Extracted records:
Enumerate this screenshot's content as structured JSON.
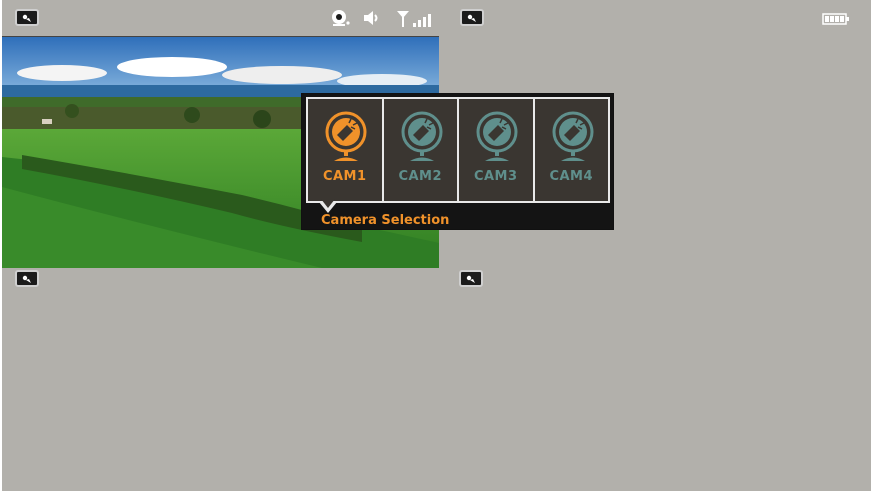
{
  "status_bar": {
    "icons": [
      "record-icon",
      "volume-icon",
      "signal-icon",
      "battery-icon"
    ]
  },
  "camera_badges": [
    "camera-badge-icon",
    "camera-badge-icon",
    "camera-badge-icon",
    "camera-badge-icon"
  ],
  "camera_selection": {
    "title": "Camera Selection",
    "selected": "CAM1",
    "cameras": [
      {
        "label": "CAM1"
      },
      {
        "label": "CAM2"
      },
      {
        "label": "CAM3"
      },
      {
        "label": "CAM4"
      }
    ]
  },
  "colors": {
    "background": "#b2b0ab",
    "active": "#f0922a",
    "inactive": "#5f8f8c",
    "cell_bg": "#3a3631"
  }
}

--

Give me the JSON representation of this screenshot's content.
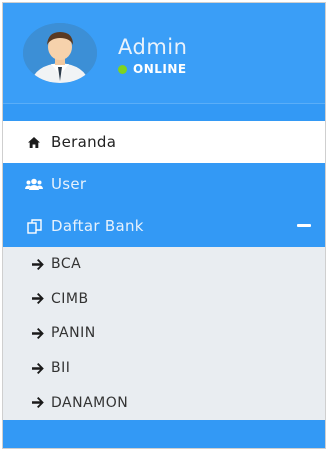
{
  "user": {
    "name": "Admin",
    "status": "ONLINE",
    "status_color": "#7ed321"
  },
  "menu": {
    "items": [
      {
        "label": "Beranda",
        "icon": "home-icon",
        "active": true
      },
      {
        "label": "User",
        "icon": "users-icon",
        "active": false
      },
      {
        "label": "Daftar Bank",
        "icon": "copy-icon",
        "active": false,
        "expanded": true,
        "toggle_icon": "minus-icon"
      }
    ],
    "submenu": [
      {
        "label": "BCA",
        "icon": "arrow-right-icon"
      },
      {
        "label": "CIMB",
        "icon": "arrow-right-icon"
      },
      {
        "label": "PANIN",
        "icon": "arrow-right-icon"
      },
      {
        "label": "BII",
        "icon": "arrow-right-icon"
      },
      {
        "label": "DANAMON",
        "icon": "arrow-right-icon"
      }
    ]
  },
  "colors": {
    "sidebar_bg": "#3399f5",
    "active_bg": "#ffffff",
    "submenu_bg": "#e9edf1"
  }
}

## TASK GOAL
Gather each line from the entries above that includes the word "content".

## OUTPUT OF THE TASK
Enumerate this screenshot's content as structured JSON.
Give me the JSON representation of this screenshot's content.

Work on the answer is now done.